Rewrite the lines from the one containing "sidebar-item-label: Home bbox=[36, 82, 81, 100]" through the one containing "app-logo-icon: ✈ bbox=[13, 18, 41, 46]", inclusive, swapping "Fleet Tracking" for "Fleet Monitor" and changing nothing else.

## Records for processing
──────────

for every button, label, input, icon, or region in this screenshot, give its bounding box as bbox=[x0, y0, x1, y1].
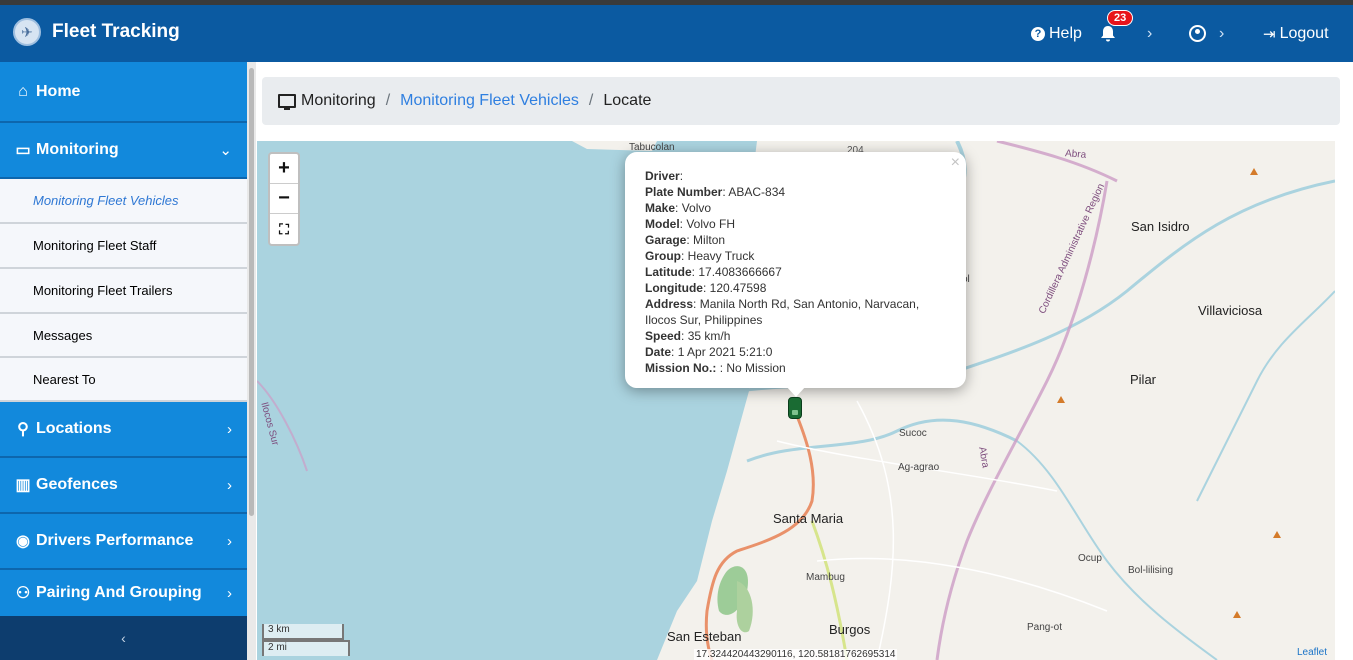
sidebar-item-label: Home bbox=[36, 82, 81, 100]
sidebar-item-drivers-performance[interactable]: ◉ Drivers Performance › bbox=[0, 514, 247, 570]
app-title: Fleet Tracking bbox=[52, 21, 180, 42]
popup-row-date: Date: 1 Apr 2021 5:21:0 bbox=[645, 345, 773, 359]
app-logo-icon: ✈ bbox=[13, 18, 41, 46]
map-place-label: Santa Maria bbox=[773, 511, 844, 526]
chevron-right-icon: › bbox=[227, 532, 232, 550]
sidebar-item-geofences[interactable]: ▥ Geofences › bbox=[0, 458, 247, 514]
map-river-label: Abra bbox=[1064, 148, 1087, 161]
home-icon: ⌂ bbox=[18, 82, 28, 100]
breadcrumb-item[interactable]: Monitoring bbox=[301, 92, 376, 110]
sidebar-item-label: Monitoring bbox=[36, 141, 119, 158]
help-label: Help bbox=[1049, 24, 1082, 42]
sidebar-item-home[interactable]: ⌂ Home bbox=[0, 62, 247, 123]
sidebar-subitem-fleet-trailers[interactable]: Monitoring Fleet Trailers bbox=[0, 269, 247, 314]
map-place-label: Mambug bbox=[806, 572, 845, 583]
question-circle-icon: ? bbox=[1031, 26, 1045, 41]
map-marker-icon: ⚲ bbox=[17, 421, 29, 438]
map-place-label: Burgos bbox=[829, 622, 871, 637]
breadcrumb-current: Locate bbox=[603, 92, 652, 109]
popup-row-longitude: Longitude: 120.47598 bbox=[645, 281, 767, 295]
popup-row-group: Group: Heavy Truck bbox=[645, 249, 755, 263]
sidebar-item-label: Drivers Performance bbox=[36, 532, 194, 549]
zoom-out-button[interactable]: − bbox=[270, 184, 298, 214]
map-place-label: San Esteban bbox=[667, 629, 742, 644]
sidebar-item-locations[interactable]: ⚲ Locations › bbox=[0, 402, 247, 458]
sidebar-collapse-button[interactable]: ‹ bbox=[0, 616, 247, 660]
zoom-in-button[interactable]: + bbox=[270, 154, 298, 184]
vehicle-marker-icon[interactable] bbox=[788, 397, 802, 419]
close-icon[interactable]: × bbox=[951, 155, 960, 171]
zoom-control: + − ⛶ bbox=[268, 152, 300, 246]
map-place-label: Villaviciosa bbox=[1198, 303, 1263, 318]
map-place-label: Pilar bbox=[1130, 372, 1157, 387]
driver-icon: ◉ bbox=[16, 533, 30, 550]
popup-tip bbox=[786, 386, 806, 397]
chevron-left-icon: ‹ bbox=[121, 630, 126, 646]
notifications-chevron-icon[interactable]: › bbox=[1147, 5, 1152, 62]
chevron-right-icon: › bbox=[227, 476, 232, 494]
breadcrumb: Monitoring / Monitoring Fleet Vehicles /… bbox=[262, 77, 1340, 125]
popup-row-model: Model: Volvo FH bbox=[645, 217, 736, 231]
map-place-label: Pang-ot bbox=[1027, 622, 1063, 633]
help-link[interactable]: ? Help bbox=[1031, 5, 1082, 62]
network-icon: ⚇ bbox=[15, 585, 31, 602]
breadcrumb-separator: / bbox=[588, 92, 594, 109]
attribution-link[interactable]: Leaflet bbox=[1297, 647, 1327, 658]
logout-button[interactable]: ⇥ Logout bbox=[1263, 5, 1329, 62]
user-chevron-icon[interactable]: › bbox=[1219, 5, 1224, 62]
sidebar-subitem-fleet-vehicles[interactable]: Monitoring Fleet Vehicles bbox=[0, 179, 247, 224]
logout-label: Logout bbox=[1279, 24, 1329, 42]
vehicle-info-popup: × Driver: Plate Number: ABAC-834 Make: V… bbox=[625, 152, 966, 388]
map-place-label: Sucoc bbox=[899, 428, 927, 439]
popup-row-make: Make: Volvo bbox=[645, 201, 712, 215]
popup-row-plate: Plate Number: ABAC-834 bbox=[645, 185, 786, 199]
cursor-coordinates: 17.324420443290116, 120.58181762695314 bbox=[694, 649, 898, 660]
breadcrumb-separator: / bbox=[385, 92, 391, 109]
sidebar-subitem-messages[interactable]: Messages bbox=[0, 314, 247, 358]
desktop-icon bbox=[278, 94, 296, 110]
monitor-icon: ▭ bbox=[15, 142, 31, 159]
sidebar-item-pairing-grouping[interactable]: ⚇ Pairing And Grouping › bbox=[0, 570, 247, 616]
map-icon: ▥ bbox=[15, 477, 31, 494]
popup-row-latitude: Latitude: 17.4083666667 bbox=[645, 265, 782, 279]
bell-icon bbox=[1099, 25, 1117, 43]
chevron-right-icon: › bbox=[227, 420, 232, 438]
map-view[interactable]: + − ⛶ Tabucolan 204 Abra San Isidro ol C… bbox=[257, 141, 1335, 660]
sidebar-subitem-nearest-to[interactable]: Nearest To bbox=[0, 358, 247, 402]
popup-row-address: Address: Manila North Rd, San Antonio, N… bbox=[645, 297, 920, 327]
user-menu-button[interactable] bbox=[1189, 5, 1206, 62]
map-place-label: San Isidro bbox=[1131, 219, 1190, 234]
sidebar-item-label: Locations bbox=[36, 420, 112, 437]
map-place-label: Bol-lilising bbox=[1128, 565, 1174, 576]
top-navbar: ✈ Fleet Tracking ? Help › › ⇥ Logout bbox=[0, 5, 1353, 62]
scale-bar-mi: 2 mi bbox=[262, 640, 350, 656]
brand[interactable]: ✈ Fleet Tracking bbox=[13, 18, 180, 46]
fullscreen-icon[interactable]: ⛶ bbox=[270, 214, 298, 244]
sign-out-icon: ⇥ bbox=[1263, 25, 1276, 43]
popup-row-driver: Driver: bbox=[645, 169, 684, 183]
popup-row-garage: Garage: Milton bbox=[645, 233, 726, 247]
sidebar-scroll-thumb[interactable] bbox=[249, 68, 254, 516]
sidebar-item-label: Geofences bbox=[36, 476, 118, 493]
map-place-label: Ocup bbox=[1078, 553, 1102, 564]
popup-row-speed: Speed: 35 km/h bbox=[645, 329, 731, 343]
notification-badge: 23 bbox=[1107, 10, 1134, 26]
scale-bar-km: 3 km bbox=[262, 624, 344, 640]
chevron-right-icon: › bbox=[227, 584, 232, 602]
user-circle-icon bbox=[1189, 25, 1206, 42]
breadcrumb-link[interactable]: Monitoring Fleet Vehicles bbox=[400, 92, 579, 110]
sidebar-item-monitoring[interactable]: ▭ Monitoring ⌄ bbox=[0, 123, 247, 179]
map-place-label: Ag-agrao bbox=[898, 462, 940, 473]
chevron-down-icon: ⌄ bbox=[219, 142, 232, 159]
popup-row-mission: Mission No.: : No Mission bbox=[645, 361, 786, 375]
sidebar-subitem-fleet-staff[interactable]: Monitoring Fleet Staff bbox=[0, 224, 247, 269]
sidebar-item-label: Pairing And Grouping bbox=[36, 584, 202, 601]
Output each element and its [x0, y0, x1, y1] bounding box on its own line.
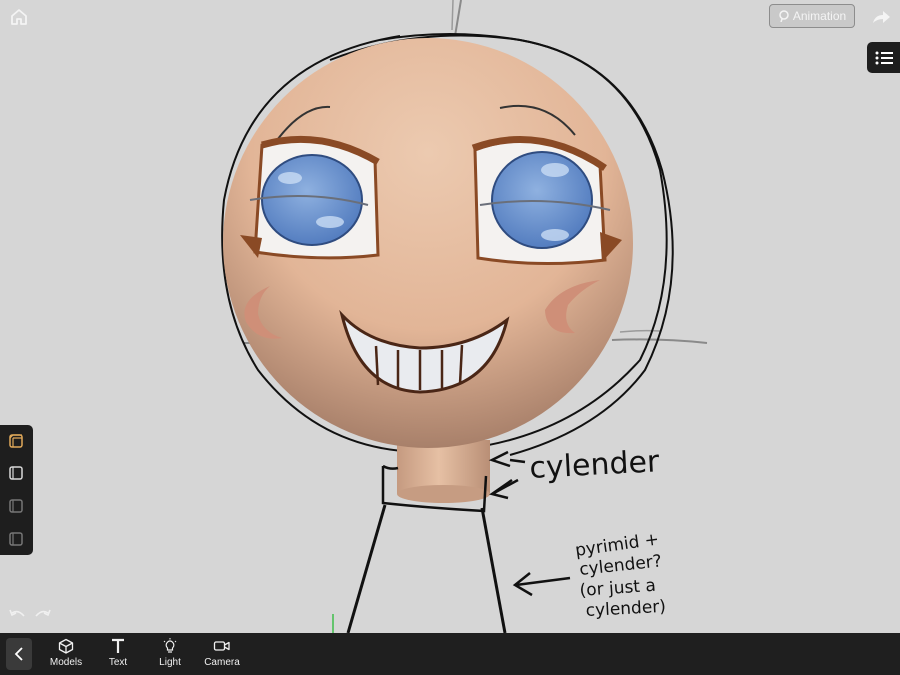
layer-item-1[interactable] [6, 431, 26, 451]
share-arrow-icon [873, 11, 890, 23]
text-t-icon [112, 638, 124, 653]
tool-light[interactable]: Light [145, 638, 195, 672]
redo-icon [35, 609, 51, 617]
cube-layer-icon [9, 434, 23, 448]
list-menu-icon [875, 51, 893, 64]
annotation-body-line4: cylender) [585, 597, 666, 621]
back-button[interactable] [6, 638, 32, 670]
layer-item-2[interactable] [6, 463, 26, 483]
3d-viewport[interactable]: cylender pyrimid + cylender? (or just a … [0, 0, 900, 633]
cube-layer-icon [9, 466, 23, 480]
animation-button[interactable]: Animation [769, 4, 855, 28]
tool-light-label: Light [159, 657, 181, 668]
undo-button[interactable] [8, 608, 26, 624]
tool-text-label: Text [108, 657, 128, 668]
cube-icon [58, 638, 74, 654]
annotation-neck: cylender [529, 444, 661, 486]
tool-text[interactable]: Text [93, 638, 143, 672]
cube-layer-icon [9, 532, 23, 546]
lightbulb-icon [163, 638, 177, 653]
sketch-body [346, 504, 507, 633]
share-button[interactable] [868, 6, 894, 28]
tool-camera-label: Camera [204, 657, 240, 668]
home-icon [11, 9, 27, 25]
layer-item-3[interactable] [6, 496, 26, 516]
layer-panel [0, 425, 33, 555]
cube-layer-icon [9, 499, 23, 513]
chevron-left-icon [14, 647, 23, 661]
bottom-toolbar: Models Text Light Camera [0, 633, 900, 675]
menu-button[interactable] [867, 42, 900, 73]
undo-icon [9, 609, 25, 617]
animation-icon [779, 10, 789, 22]
tool-models-label: Models [49, 657, 83, 668]
redo-button[interactable] [34, 608, 52, 624]
animation-label: Animation [792, 9, 847, 23]
layer-item-4[interactable] [6, 529, 26, 549]
tool-models[interactable]: Models [41, 638, 91, 672]
video-camera-icon [213, 641, 230, 651]
neck-cylinder-model[interactable] [397, 440, 490, 503]
tool-camera[interactable]: Camera [197, 638, 247, 672]
home-button[interactable] [6, 4, 32, 30]
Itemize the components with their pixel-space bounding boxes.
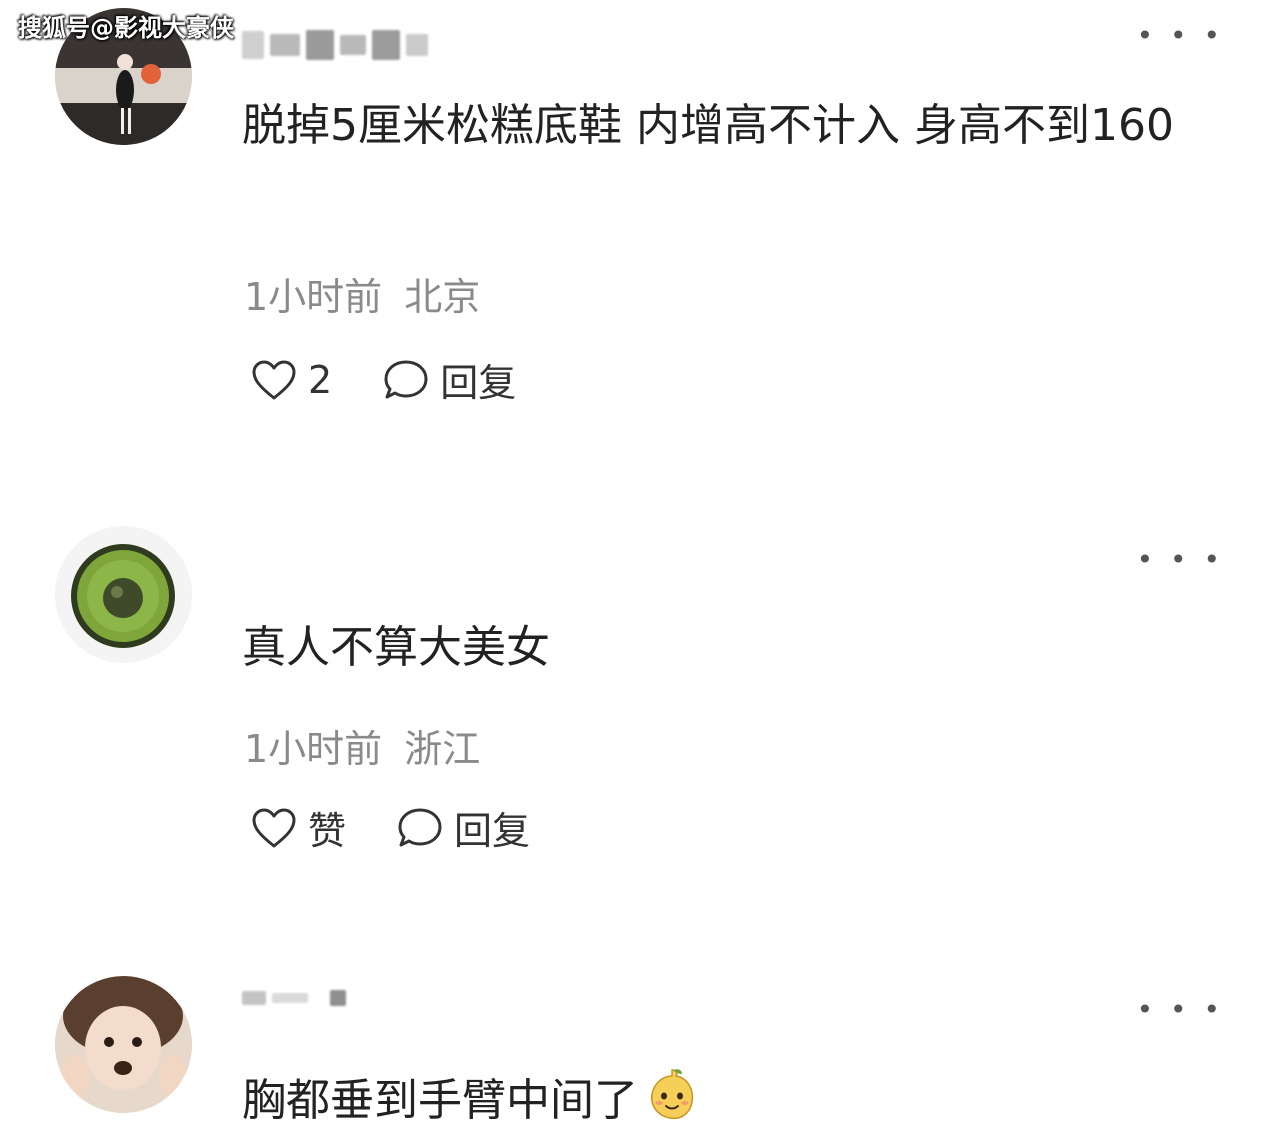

──────────

## Finished answer
sidebar-item-label: Home bbox=[36, 82, 81, 100]
sidebar-item-drivers-performance[interactable]: ◉ Drivers Performance › bbox=[0, 514, 247, 570]
app-title: Fleet Monitor bbox=[52, 21, 180, 42]
popup-row-date: Date: 1 Apr 2021 5:21:0 bbox=[645, 345, 773, 359]
app-logo-icon: ✈ bbox=[13, 18, 41, 46]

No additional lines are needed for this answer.